* **What you are asked to do**
Check each line for the string "world". Give only the count of lines that have it.

* **Available records**
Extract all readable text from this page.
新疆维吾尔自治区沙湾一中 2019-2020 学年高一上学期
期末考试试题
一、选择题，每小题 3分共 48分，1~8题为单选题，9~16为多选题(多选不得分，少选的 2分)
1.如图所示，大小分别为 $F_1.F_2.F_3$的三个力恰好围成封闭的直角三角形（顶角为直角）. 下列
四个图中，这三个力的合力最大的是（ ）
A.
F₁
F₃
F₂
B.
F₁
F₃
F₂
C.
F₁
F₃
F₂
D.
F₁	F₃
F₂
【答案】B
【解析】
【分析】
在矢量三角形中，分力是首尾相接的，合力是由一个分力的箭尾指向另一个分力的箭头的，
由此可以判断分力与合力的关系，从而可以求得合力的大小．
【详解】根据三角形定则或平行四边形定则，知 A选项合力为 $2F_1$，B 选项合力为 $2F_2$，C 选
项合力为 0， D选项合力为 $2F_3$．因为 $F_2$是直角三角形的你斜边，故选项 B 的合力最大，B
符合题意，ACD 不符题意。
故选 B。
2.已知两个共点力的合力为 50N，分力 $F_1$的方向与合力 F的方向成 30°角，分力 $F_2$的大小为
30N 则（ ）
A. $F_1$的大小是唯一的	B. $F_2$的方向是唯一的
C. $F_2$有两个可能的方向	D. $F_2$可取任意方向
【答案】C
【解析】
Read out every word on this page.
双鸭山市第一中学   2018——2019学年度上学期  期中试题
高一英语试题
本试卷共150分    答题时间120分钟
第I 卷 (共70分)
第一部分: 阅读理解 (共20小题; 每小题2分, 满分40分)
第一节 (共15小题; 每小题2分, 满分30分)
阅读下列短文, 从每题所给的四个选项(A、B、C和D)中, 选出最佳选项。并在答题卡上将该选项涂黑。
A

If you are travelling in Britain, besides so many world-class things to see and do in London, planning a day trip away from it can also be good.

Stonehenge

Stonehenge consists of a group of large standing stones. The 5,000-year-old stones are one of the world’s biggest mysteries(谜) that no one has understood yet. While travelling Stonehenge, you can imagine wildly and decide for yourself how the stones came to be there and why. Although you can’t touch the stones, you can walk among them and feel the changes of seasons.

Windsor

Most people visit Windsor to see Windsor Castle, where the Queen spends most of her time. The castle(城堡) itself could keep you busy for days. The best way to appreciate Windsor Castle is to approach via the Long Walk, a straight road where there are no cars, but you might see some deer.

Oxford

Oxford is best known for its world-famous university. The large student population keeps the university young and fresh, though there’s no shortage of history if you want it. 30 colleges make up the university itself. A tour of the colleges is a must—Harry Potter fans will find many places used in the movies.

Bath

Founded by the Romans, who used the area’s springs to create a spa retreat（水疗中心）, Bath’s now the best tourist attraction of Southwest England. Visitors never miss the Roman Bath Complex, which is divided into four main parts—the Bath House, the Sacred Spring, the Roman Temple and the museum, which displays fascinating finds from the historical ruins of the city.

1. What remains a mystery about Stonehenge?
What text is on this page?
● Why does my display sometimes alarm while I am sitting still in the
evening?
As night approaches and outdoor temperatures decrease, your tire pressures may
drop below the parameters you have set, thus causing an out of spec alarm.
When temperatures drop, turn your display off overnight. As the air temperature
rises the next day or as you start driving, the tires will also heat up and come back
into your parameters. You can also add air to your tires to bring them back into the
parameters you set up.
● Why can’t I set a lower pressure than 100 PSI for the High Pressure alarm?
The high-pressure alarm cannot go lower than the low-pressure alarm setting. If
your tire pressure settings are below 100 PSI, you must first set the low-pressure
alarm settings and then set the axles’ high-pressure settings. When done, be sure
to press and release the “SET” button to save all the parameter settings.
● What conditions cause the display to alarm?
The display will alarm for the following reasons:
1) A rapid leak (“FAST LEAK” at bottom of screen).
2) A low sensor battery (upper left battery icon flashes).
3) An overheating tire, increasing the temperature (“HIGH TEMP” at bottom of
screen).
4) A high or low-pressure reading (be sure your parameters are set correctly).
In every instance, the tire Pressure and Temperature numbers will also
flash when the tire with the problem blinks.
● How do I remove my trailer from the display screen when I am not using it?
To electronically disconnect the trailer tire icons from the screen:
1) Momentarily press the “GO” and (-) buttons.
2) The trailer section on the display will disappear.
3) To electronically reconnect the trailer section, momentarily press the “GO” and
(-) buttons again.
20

* **Written solution**
3